[start of Input data]
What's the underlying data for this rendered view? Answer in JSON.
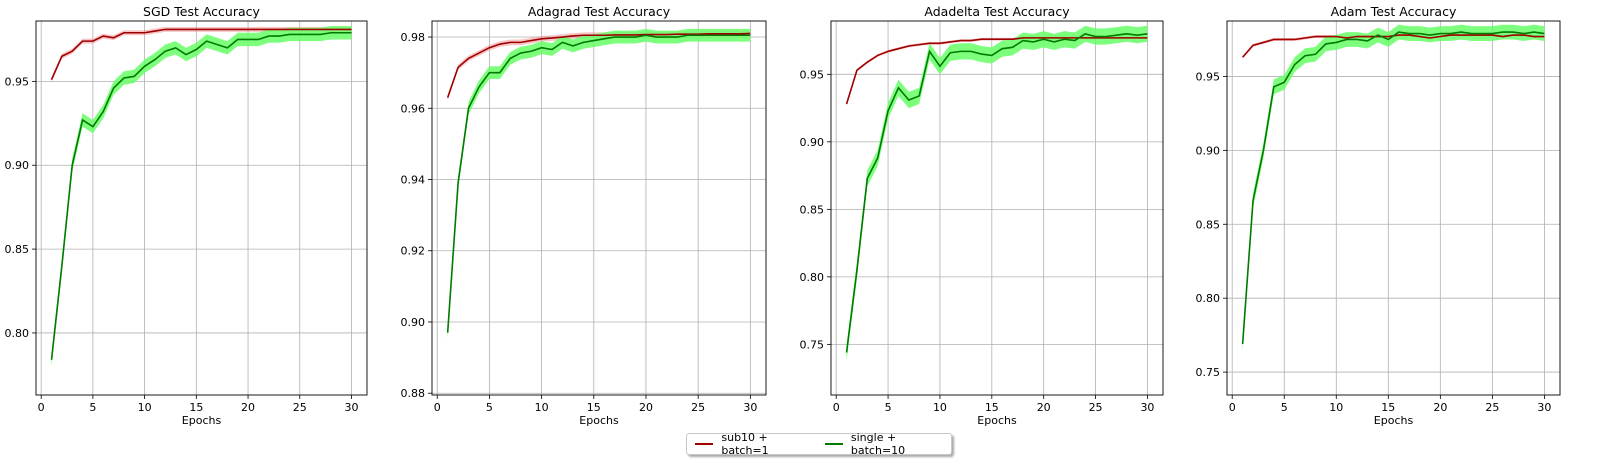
{
  "colors": {
    "sub10": "#a00000",
    "sub10_band": "#f08080",
    "single": "#007a00",
    "single_band": "#66ff66"
  },
  "legend": [
    {
      "label": "sub10 + batch=1",
      "color": "#a00000"
    },
    {
      "label": "single + batch=10",
      "color": "#007a00"
    }
  ],
  "chart_data": [
    {
      "type": "line",
      "title": "SGD Test Accuracy",
      "xlabel": "Epochs",
      "ylabel": "",
      "xlim": [
        -0.5,
        31.5
      ],
      "ylim": [
        0.763,
        0.986
      ],
      "xticks": [
        0,
        5,
        10,
        15,
        20,
        25,
        30
      ],
      "yticks": [
        0.8,
        0.85,
        0.9,
        0.95
      ],
      "grid": true,
      "x": [
        1,
        2,
        3,
        4,
        5,
        6,
        7,
        8,
        9,
        10,
        11,
        12,
        13,
        14,
        15,
        16,
        17,
        18,
        19,
        20,
        21,
        22,
        23,
        24,
        25,
        26,
        27,
        28,
        29,
        30
      ],
      "series": [
        {
          "name": "sub10 + batch=1",
          "values": [
            0.951,
            0.965,
            0.968,
            0.974,
            0.974,
            0.977,
            0.976,
            0.979,
            0.979,
            0.979,
            0.98,
            0.981,
            0.981,
            0.981,
            0.981,
            0.981,
            0.981,
            0.981,
            0.981,
            0.981,
            0.981,
            0.981,
            0.981,
            0.981,
            0.981,
            0.981,
            0.981,
            0.981,
            0.981,
            0.981
          ],
          "band": 0.0015
        },
        {
          "name": "single + batch=10",
          "values": [
            0.784,
            0.84,
            0.9,
            0.927,
            0.923,
            0.932,
            0.946,
            0.952,
            0.953,
            0.959,
            0.963,
            0.968,
            0.97,
            0.966,
            0.969,
            0.974,
            0.972,
            0.97,
            0.975,
            0.975,
            0.975,
            0.977,
            0.977,
            0.978,
            0.978,
            0.978,
            0.978,
            0.979,
            0.979,
            0.979
          ],
          "band": 0.004
        }
      ]
    },
    {
      "type": "line",
      "title": "Adagrad Test Accuracy",
      "xlabel": "Epochs",
      "ylabel": "",
      "xlim": [
        -0.5,
        31.5
      ],
      "ylim": [
        0.8795,
        0.9845
      ],
      "xticks": [
        0,
        5,
        10,
        15,
        20,
        25,
        30
      ],
      "yticks": [
        0.88,
        0.9,
        0.92,
        0.94,
        0.96,
        0.98
      ],
      "grid": true,
      "x": [
        1,
        2,
        3,
        4,
        5,
        6,
        7,
        8,
        9,
        10,
        11,
        12,
        13,
        14,
        15,
        16,
        17,
        18,
        19,
        20,
        21,
        22,
        23,
        24,
        25,
        26,
        27,
        28,
        29,
        30
      ],
      "series": [
        {
          "name": "sub10 + batch=1",
          "values": [
            0.963,
            0.9715,
            0.974,
            0.9755,
            0.977,
            0.978,
            0.9785,
            0.9785,
            0.979,
            0.9795,
            0.9797,
            0.98,
            0.9803,
            0.9805,
            0.9805,
            0.9805,
            0.9806,
            0.9806,
            0.9806,
            0.9807,
            0.9807,
            0.9807,
            0.9808,
            0.9808,
            0.9808,
            0.9809,
            0.9809,
            0.9809,
            0.9809,
            0.981
          ],
          "band": 0.0008
        },
        {
          "name": "single + batch=10",
          "values": [
            0.897,
            0.939,
            0.96,
            0.966,
            0.97,
            0.97,
            0.974,
            0.9755,
            0.976,
            0.977,
            0.9765,
            0.9785,
            0.9775,
            0.9785,
            0.979,
            0.9795,
            0.98,
            0.98,
            0.98,
            0.9805,
            0.98,
            0.98,
            0.98,
            0.9805,
            0.9805,
            0.9805,
            0.9805,
            0.9805,
            0.9805,
            0.9805
          ],
          "band": 0.0018
        }
      ]
    },
    {
      "type": "line",
      "title": "Adadelta Test Accuracy",
      "xlabel": "Epochs",
      "ylabel": "",
      "xlim": [
        -0.5,
        31.5
      ],
      "ylim": [
        0.7125,
        0.9895
      ],
      "xticks": [
        0,
        5,
        10,
        15,
        20,
        25,
        30
      ],
      "yticks": [
        0.75,
        0.8,
        0.85,
        0.9,
        0.95
      ],
      "grid": true,
      "x": [
        1,
        2,
        3,
        4,
        5,
        6,
        7,
        8,
        9,
        10,
        11,
        12,
        13,
        14,
        15,
        16,
        17,
        18,
        19,
        20,
        21,
        22,
        23,
        24,
        25,
        26,
        27,
        28,
        29,
        30
      ],
      "series": [
        {
          "name": "sub10 + batch=1",
          "values": [
            0.928,
            0.953,
            0.959,
            0.964,
            0.967,
            0.969,
            0.971,
            0.972,
            0.973,
            0.973,
            0.974,
            0.975,
            0.975,
            0.976,
            0.976,
            0.976,
            0.976,
            0.977,
            0.977,
            0.977,
            0.977,
            0.977,
            0.977,
            0.977,
            0.977,
            0.977,
            0.977,
            0.977,
            0.977,
            0.977
          ],
          "band": 0.001
        },
        {
          "name": "single + batch=10",
          "values": [
            0.744,
            0.805,
            0.873,
            0.888,
            0.923,
            0.94,
            0.931,
            0.934,
            0.967,
            0.956,
            0.966,
            0.967,
            0.967,
            0.965,
            0.964,
            0.969,
            0.97,
            0.975,
            0.974,
            0.976,
            0.974,
            0.976,
            0.975,
            0.98,
            0.978,
            0.978,
            0.979,
            0.98,
            0.979,
            0.98
          ],
          "band": 0.006
        }
      ]
    },
    {
      "type": "line",
      "title": "Adam Test Accuracy",
      "xlabel": "Epochs",
      "ylabel": "",
      "xlim": [
        -0.5,
        31.5
      ],
      "ylim": [
        0.7345,
        0.9875
      ],
      "xticks": [
        0,
        5,
        10,
        15,
        20,
        25,
        30
      ],
      "yticks": [
        0.75,
        0.8,
        0.85,
        0.9,
        0.95
      ],
      "grid": true,
      "x": [
        1,
        2,
        3,
        4,
        5,
        6,
        7,
        8,
        9,
        10,
        11,
        12,
        13,
        14,
        15,
        16,
        17,
        18,
        19,
        20,
        21,
        22,
        23,
        24,
        25,
        26,
        27,
        28,
        29,
        30
      ],
      "series": [
        {
          "name": "sub10 + batch=1",
          "values": [
            0.963,
            0.971,
            0.973,
            0.975,
            0.975,
            0.975,
            0.976,
            0.977,
            0.977,
            0.977,
            0.976,
            0.977,
            0.977,
            0.977,
            0.977,
            0.978,
            0.978,
            0.977,
            0.976,
            0.977,
            0.978,
            0.978,
            0.978,
            0.978,
            0.978,
            0.977,
            0.978,
            0.978,
            0.977,
            0.977
          ],
          "band": 0.001
        },
        {
          "name": "single + batch=10",
          "values": [
            0.769,
            0.866,
            0.9,
            0.943,
            0.946,
            0.958,
            0.964,
            0.965,
            0.972,
            0.973,
            0.975,
            0.975,
            0.974,
            0.978,
            0.975,
            0.98,
            0.979,
            0.979,
            0.978,
            0.979,
            0.979,
            0.98,
            0.979,
            0.979,
            0.979,
            0.98,
            0.98,
            0.979,
            0.98,
            0.979
          ],
          "band": 0.005
        }
      ]
    }
  ]
}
[end of Input data]
## Aim of the exercise
Copy every entry word for word, but omit the pictures.

## Exercise solution
What's the underlying data for this rendered view? Answer in JSON.
{
  "colors": {
    "sub10": "#a00000",
    "sub10_band": "#f08080",
    "single": "#007a00",
    "single_band": "#66ff66"
  },
  "legend": [
    {
      "label": "sub10 + batch=1",
      "color": "#a00000"
    },
    {
      "label": "single + batch=10",
      "color": "#007a00"
    }
  ],
  "chart_data": [
    {
      "type": "line",
      "title": "SGD Test Accuracy",
      "xlabel": "Epochs",
      "ylabel": "",
      "xlim": [
        -0.5,
        31.5
      ],
      "ylim": [
        0.763,
        0.986
      ],
      "xticks": [
        0,
        5,
        10,
        15,
        20,
        25,
        30
      ],
      "yticks": [
        0.8,
        0.85,
        0.9,
        0.95
      ],
      "grid": true,
      "x": [
        1,
        2,
        3,
        4,
        5,
        6,
        7,
        8,
        9,
        10,
        11,
        12,
        13,
        14,
        15,
        16,
        17,
        18,
        19,
        20,
        21,
        22,
        23,
        24,
        25,
        26,
        27,
        28,
        29,
        30
      ],
      "series": [
        {
          "name": "sub10 + batch=1",
          "values": [
            0.951,
            0.965,
            0.968,
            0.974,
            0.974,
            0.977,
            0.976,
            0.979,
            0.979,
            0.979,
            0.98,
            0.981,
            0.981,
            0.981,
            0.981,
            0.981,
            0.981,
            0.981,
            0.981,
            0.981,
            0.981,
            0.981,
            0.981,
            0.981,
            0.981,
            0.981,
            0.981,
            0.981,
            0.981,
            0.981
          ],
          "band": 0.0015
        },
        {
          "name": "single + batch=10",
          "values": [
            0.784,
            0.84,
            0.9,
            0.927,
            0.923,
            0.932,
            0.946,
            0.952,
            0.953,
            0.959,
            0.963,
            0.968,
            0.97,
            0.966,
            0.969,
            0.974,
            0.972,
            0.97,
            0.975,
            0.975,
            0.975,
            0.977,
            0.977,
            0.978,
            0.978,
            0.978,
            0.978,
            0.979,
            0.979,
            0.979
          ],
          "band": 0.004
        }
      ]
    },
    {
      "type": "line",
      "title": "Adagrad Test Accuracy",
      "xlabel": "Epochs",
      "ylabel": "",
      "xlim": [
        -0.5,
        31.5
      ],
      "ylim": [
        0.8795,
        0.9845
      ],
      "xticks": [
        0,
        5,
        10,
        15,
        20,
        25,
        30
      ],
      "yticks": [
        0.88,
        0.9,
        0.92,
        0.94,
        0.96,
        0.98
      ],
      "grid": true,
      "x": [
        1,
        2,
        3,
        4,
        5,
        6,
        7,
        8,
        9,
        10,
        11,
        12,
        13,
        14,
        15,
        16,
        17,
        18,
        19,
        20,
        21,
        22,
        23,
        24,
        25,
        26,
        27,
        28,
        29,
        30
      ],
      "series": [
        {
          "name": "sub10 + batch=1",
          "values": [
            0.963,
            0.9715,
            0.974,
            0.9755,
            0.977,
            0.978,
            0.9785,
            0.9785,
            0.979,
            0.9795,
            0.9797,
            0.98,
            0.9803,
            0.9805,
            0.9805,
            0.9805,
            0.9806,
            0.9806,
            0.9806,
            0.9807,
            0.9807,
            0.9807,
            0.9808,
            0.9808,
            0.9808,
            0.9809,
            0.9809,
            0.9809,
            0.9809,
            0.981
          ],
          "band": 0.0008
        },
        {
          "name": "single + batch=10",
          "values": [
            0.897,
            0.939,
            0.96,
            0.966,
            0.97,
            0.97,
            0.974,
            0.9755,
            0.976,
            0.977,
            0.9765,
            0.9785,
            0.9775,
            0.9785,
            0.979,
            0.9795,
            0.98,
            0.98,
            0.98,
            0.9805,
            0.98,
            0.98,
            0.98,
            0.9805,
            0.9805,
            0.9805,
            0.9805,
            0.9805,
            0.9805,
            0.9805
          ],
          "band": 0.0018
        }
      ]
    },
    {
      "type": "line",
      "title": "Adadelta Test Accuracy",
      "xlabel": "Epochs",
      "ylabel": "",
      "xlim": [
        -0.5,
        31.5
      ],
      "ylim": [
        0.7125,
        0.9895
      ],
      "xticks": [
        0,
        5,
        10,
        15,
        20,
        25,
        30
      ],
      "yticks": [
        0.75,
        0.8,
        0.85,
        0.9,
        0.95
      ],
      "grid": true,
      "x": [
        1,
        2,
        3,
        4,
        5,
        6,
        7,
        8,
        9,
        10,
        11,
        12,
        13,
        14,
        15,
        16,
        17,
        18,
        19,
        20,
        21,
        22,
        23,
        24,
        25,
        26,
        27,
        28,
        29,
        30
      ],
      "series": [
        {
          "name": "sub10 + batch=1",
          "values": [
            0.928,
            0.953,
            0.959,
            0.964,
            0.967,
            0.969,
            0.971,
            0.972,
            0.973,
            0.973,
            0.974,
            0.975,
            0.975,
            0.976,
            0.976,
            0.976,
            0.976,
            0.977,
            0.977,
            0.977,
            0.977,
            0.977,
            0.977,
            0.977,
            0.977,
            0.977,
            0.977,
            0.977,
            0.977,
            0.977
          ],
          "band": 0.001
        },
        {
          "name": "single + batch=10",
          "values": [
            0.744,
            0.805,
            0.873,
            0.888,
            0.923,
            0.94,
            0.931,
            0.934,
            0.967,
            0.956,
            0.966,
            0.967,
            0.967,
            0.965,
            0.964,
            0.969,
            0.97,
            0.975,
            0.974,
            0.976,
            0.974,
            0.976,
            0.975,
            0.98,
            0.978,
            0.978,
            0.979,
            0.98,
            0.979,
            0.98
          ],
          "band": 0.006
        }
      ]
    },
    {
      "type": "line",
      "title": "Adam Test Accuracy",
      "xlabel": "Epochs",
      "ylabel": "",
      "xlim": [
        -0.5,
        31.5
      ],
      "ylim": [
        0.7345,
        0.9875
      ],
      "xticks": [
        0,
        5,
        10,
        15,
        20,
        25,
        30
      ],
      "yticks": [
        0.75,
        0.8,
        0.85,
        0.9,
        0.95
      ],
      "grid": true,
      "x": [
        1,
        2,
        3,
        4,
        5,
        6,
        7,
        8,
        9,
        10,
        11,
        12,
        13,
        14,
        15,
        16,
        17,
        18,
        19,
        20,
        21,
        22,
        23,
        24,
        25,
        26,
        27,
        28,
        29,
        30
      ],
      "series": [
        {
          "name": "sub10 + batch=1",
          "values": [
            0.963,
            0.971,
            0.973,
            0.975,
            0.975,
            0.975,
            0.976,
            0.977,
            0.977,
            0.977,
            0.976,
            0.977,
            0.977,
            0.977,
            0.977,
            0.978,
            0.978,
            0.977,
            0.976,
            0.977,
            0.978,
            0.978,
            0.978,
            0.978,
            0.978,
            0.977,
            0.978,
            0.978,
            0.977,
            0.977
          ],
          "band": 0.001
        },
        {
          "name": "single + batch=10",
          "values": [
            0.769,
            0.866,
            0.9,
            0.943,
            0.946,
            0.958,
            0.964,
            0.965,
            0.972,
            0.973,
            0.975,
            0.975,
            0.974,
            0.978,
            0.975,
            0.98,
            0.979,
            0.979,
            0.978,
            0.979,
            0.979,
            0.98,
            0.979,
            0.979,
            0.979,
            0.98,
            0.98,
            0.979,
            0.98,
            0.979
          ],
          "band": 0.005
        }
      ]
    }
  ]
}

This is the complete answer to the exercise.